- **EXERCISE**
Transcribe the material below exactly as it appears.

- **DATASET ENTRIES**
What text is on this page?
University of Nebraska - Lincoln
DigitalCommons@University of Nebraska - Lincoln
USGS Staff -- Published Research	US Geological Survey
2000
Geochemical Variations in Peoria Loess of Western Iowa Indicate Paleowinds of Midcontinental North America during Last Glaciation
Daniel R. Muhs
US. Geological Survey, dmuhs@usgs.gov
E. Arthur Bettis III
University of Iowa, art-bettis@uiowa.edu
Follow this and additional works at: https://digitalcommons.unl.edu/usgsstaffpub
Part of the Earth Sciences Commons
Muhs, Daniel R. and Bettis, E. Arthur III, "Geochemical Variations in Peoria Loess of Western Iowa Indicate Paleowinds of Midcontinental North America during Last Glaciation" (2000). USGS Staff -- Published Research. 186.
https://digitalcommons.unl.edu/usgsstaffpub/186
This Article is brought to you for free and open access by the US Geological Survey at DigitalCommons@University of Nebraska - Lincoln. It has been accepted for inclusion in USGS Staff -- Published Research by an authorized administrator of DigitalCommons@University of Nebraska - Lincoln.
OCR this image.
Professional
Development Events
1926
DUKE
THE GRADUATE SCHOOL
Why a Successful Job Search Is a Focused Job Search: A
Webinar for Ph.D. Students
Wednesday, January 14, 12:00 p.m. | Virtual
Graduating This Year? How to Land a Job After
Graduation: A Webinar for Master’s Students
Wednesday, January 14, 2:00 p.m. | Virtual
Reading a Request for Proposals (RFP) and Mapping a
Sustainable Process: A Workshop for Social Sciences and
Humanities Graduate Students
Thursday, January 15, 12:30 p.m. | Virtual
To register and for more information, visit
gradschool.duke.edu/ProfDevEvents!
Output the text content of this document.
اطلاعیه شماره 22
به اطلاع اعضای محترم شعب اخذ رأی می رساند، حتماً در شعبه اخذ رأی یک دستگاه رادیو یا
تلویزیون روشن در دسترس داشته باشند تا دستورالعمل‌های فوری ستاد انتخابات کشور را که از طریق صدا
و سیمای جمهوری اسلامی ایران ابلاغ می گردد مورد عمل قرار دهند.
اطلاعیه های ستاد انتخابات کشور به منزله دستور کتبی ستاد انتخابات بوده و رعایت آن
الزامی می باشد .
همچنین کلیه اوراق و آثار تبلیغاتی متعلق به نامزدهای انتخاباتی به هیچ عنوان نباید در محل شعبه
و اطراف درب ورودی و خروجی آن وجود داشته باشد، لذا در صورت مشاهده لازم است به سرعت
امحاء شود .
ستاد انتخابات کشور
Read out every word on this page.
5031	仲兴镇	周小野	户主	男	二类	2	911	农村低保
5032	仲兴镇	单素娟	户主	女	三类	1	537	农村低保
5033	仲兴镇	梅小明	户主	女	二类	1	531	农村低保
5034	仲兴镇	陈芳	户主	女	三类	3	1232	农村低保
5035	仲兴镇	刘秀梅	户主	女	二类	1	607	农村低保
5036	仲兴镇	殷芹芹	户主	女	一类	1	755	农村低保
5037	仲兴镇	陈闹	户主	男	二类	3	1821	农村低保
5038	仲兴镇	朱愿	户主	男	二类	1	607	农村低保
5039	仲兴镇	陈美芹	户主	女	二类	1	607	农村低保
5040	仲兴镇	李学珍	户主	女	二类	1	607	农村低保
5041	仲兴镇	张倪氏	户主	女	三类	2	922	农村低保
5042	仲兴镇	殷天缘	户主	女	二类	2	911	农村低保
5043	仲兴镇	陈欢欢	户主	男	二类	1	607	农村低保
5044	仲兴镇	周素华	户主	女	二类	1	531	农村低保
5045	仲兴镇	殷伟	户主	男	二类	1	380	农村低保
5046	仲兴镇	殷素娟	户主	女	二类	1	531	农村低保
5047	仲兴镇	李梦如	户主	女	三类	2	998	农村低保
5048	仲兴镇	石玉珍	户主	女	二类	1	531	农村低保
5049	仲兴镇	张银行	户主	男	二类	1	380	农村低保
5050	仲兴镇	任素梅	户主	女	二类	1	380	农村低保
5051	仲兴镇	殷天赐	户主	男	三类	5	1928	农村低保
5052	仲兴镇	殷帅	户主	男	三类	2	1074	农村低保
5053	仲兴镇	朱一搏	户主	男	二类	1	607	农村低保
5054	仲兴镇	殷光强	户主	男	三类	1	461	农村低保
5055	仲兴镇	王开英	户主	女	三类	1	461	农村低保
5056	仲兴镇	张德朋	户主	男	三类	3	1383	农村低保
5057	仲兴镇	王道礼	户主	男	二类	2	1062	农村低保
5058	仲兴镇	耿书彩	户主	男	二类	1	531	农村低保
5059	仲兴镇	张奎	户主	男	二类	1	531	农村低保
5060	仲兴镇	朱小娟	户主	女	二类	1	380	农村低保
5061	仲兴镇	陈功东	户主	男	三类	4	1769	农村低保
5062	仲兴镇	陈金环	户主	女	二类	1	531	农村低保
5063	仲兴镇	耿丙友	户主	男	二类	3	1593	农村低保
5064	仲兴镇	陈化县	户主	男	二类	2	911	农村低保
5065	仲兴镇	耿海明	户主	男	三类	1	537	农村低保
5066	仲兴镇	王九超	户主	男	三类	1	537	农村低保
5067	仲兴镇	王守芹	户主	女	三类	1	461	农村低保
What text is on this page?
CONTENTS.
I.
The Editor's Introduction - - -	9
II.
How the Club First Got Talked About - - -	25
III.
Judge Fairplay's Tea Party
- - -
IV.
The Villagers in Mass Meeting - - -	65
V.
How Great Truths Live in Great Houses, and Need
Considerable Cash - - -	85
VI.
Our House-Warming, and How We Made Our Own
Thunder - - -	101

- **RESPONSE**
What text is on this page?
University of Nebraska - Lincoln
DigitalCommons@University of Nebraska - Lincoln
USGS Staff -- Published Research	US Geological Survey
2000
Geochemical Variations in Peoria Loess of Western Iowa Indicate Paleowinds of Midcontinental North America during Last Glaciation
Daniel R. Muhs
US. Geological Survey, dmuhs@usgs.gov
E. Arthur Bettis III
University of Iowa, art-bettis@uiowa.edu
Follow this and additional works at: https://digitalcommons.unl.edu/usgsstaffpub
Part of the Earth Sciences Commons
Muhs, Daniel R. and Bettis, E. Arthur III, "Geochemical Variations in Peoria Loess of Western Iowa Indicate Paleowinds of Midcontinental North America during Last Glaciation" (2000). USGS Staff -- Published Research. 186.
https://digitalcommons.unl.edu/usgsstaffpub/186
This Article is brought to you for free and open access by the US Geological Survey at DigitalCommons@University of Nebraska - Lincoln. It has been accepted for inclusion in USGS Staff -- Published Research by an authorized administrator of DigitalCommons@University of Nebraska - Lincoln.
OCR this image.
Professional
Development Events
1926
DUKE
THE GRADUATE SCHOOL
Why a Successful Job Search Is a Focused Job Search: A
Webinar for Ph.D. Students
Wednesday, January 14, 12:00 p.m. | Virtual
Graduating This Year? How to Land a Job After
Graduation: A Webinar for Master’s Students
Wednesday, January 14, 2:00 p.m. | Virtual
Reading a Request for Proposals (RFP) and Mapping a
Sustainable Process: A Workshop for Social Sciences and
Humanities Graduate Students
Thursday, January 15, 12:30 p.m. | Virtual
To register and for more information, visit
gradschool.duke.edu/ProfDevEvents!
Output the text content of this document.
اطلاعیه شماره 22
به اطلاع اعضای محترم شعب اخذ رأی می رساند، حتماً در شعبه اخذ رأی یک دستگاه رادیو یا
تلویزیون روشن در دسترس داشته باشند تا دستورالعمل‌های فوری ستاد انتخابات کشور را که از طریق صدا
و سیمای جمهوری اسلامی ایران ابلاغ می گردد مورد عمل قرار دهند.
اطلاعیه های ستاد انتخابات کشور به منزله دستور کتبی ستاد انتخابات بوده و رعایت آن
الزامی می باشد .
همچنین کلیه اوراق و آثار تبلیغاتی متعلق به نامزدهای انتخاباتی به هیچ عنوان نباید در محل شعبه
و اطراف درب ورودی و خروجی آن وجود داشته باشد، لذا در صورت مشاهده لازم است به سرعت
امحاء شود .
ستاد انتخابات کشور
Read out every word on this page.
5031	仲兴镇	周小野	户主	男	二类	2	911	农村低保
5032	仲兴镇	单素娟	户主	女	三类	1	537	农村低保
5033	仲兴镇	梅小明	户主	女	二类	1	531	农村低保
5034	仲兴镇	陈芳	户主	女	三类	3	1232	农村低保
5035	仲兴镇	刘秀梅	户主	女	二类	1	607	农村低保
5036	仲兴镇	殷芹芹	户主	女	一类	1	755	农村低保
5037	仲兴镇	陈闹	户主	男	二类	3	1821	农村低保
5038	仲兴镇	朱愿	户主	男	二类	1	607	农村低保
5039	仲兴镇	陈美芹	户主	女	二类	1	607	农村低保
5040	仲兴镇	李学珍	户主	女	二类	1	607	农村低保
5041	仲兴镇	张倪氏	户主	女	三类	2	922	农村低保
5042	仲兴镇	殷天缘	户主	女	二类	2	911	农村低保
5043	仲兴镇	陈欢欢	户主	男	二类	1	607	农村低保
5044	仲兴镇	周素华	户主	女	二类	1	531	农村低保
5045	仲兴镇	殷伟	户主	男	二类	1	380	农村低保
5046	仲兴镇	殷素娟	户主	女	二类	1	531	农村低保
5047	仲兴镇	李梦如	户主	女	三类	2	998	农村低保
5048	仲兴镇	石玉珍	户主	女	二类	1	531	农村低保
5049	仲兴镇	张银行	户主	男	二类	1	380	农村低保
5050	仲兴镇	任素梅	户主	女	二类	1	380	农村低保
5051	仲兴镇	殷天赐	户主	男	三类	5	1928	农村低保
5052	仲兴镇	殷帅	户主	男	三类	2	1074	农村低保
5053	仲兴镇	朱一搏	户主	男	二类	1	607	农村低保
5054	仲兴镇	殷光强	户主	男	三类	1	461	农村低保
5055	仲兴镇	王开英	户主	女	三类	1	461	农村低保
5056	仲兴镇	张德朋	户主	男	三类	3	1383	农村低保
5057	仲兴镇	王道礼	户主	男	二类	2	1062	农村低保
5058	仲兴镇	耿书彩	户主	男	二类	1	531	农村低保
5059	仲兴镇	张奎	户主	男	二类	1	531	农村低保
5060	仲兴镇	朱小娟	户主	女	二类	1	380	农村低保
5061	仲兴镇	陈功东	户主	男	三类	4	1769	农村低保
5062	仲兴镇	陈金环	户主	女	二类	1	531	农村低保
5063	仲兴镇	耿丙友	户主	男	二类	3	1593	农村低保
5064	仲兴镇	陈化县	户主	男	二类	2	911	农村低保
5065	仲兴镇	耿海明	户主	男	三类	1	537	农村低保
5066	仲兴镇	王九超	户主	男	三类	1	537	农村低保
5067	仲兴镇	王守芹	户主	女	三类	1	461	农村低保
What text is on this page?
CONTENTS.
I.
The Editor's Introduction - - -	9
II.
How the Club First Got Talked About - - -	25
III.
Judge Fairplay's Tea Party
- - -
IV.
The Villagers in Mass Meeting - - -	65
V.
How Great Truths Live in Great Houses, and Need
Considerable Cash - - -	85
VI.
Our House-Warming, and How We Made Our Own
Thunder - - -	101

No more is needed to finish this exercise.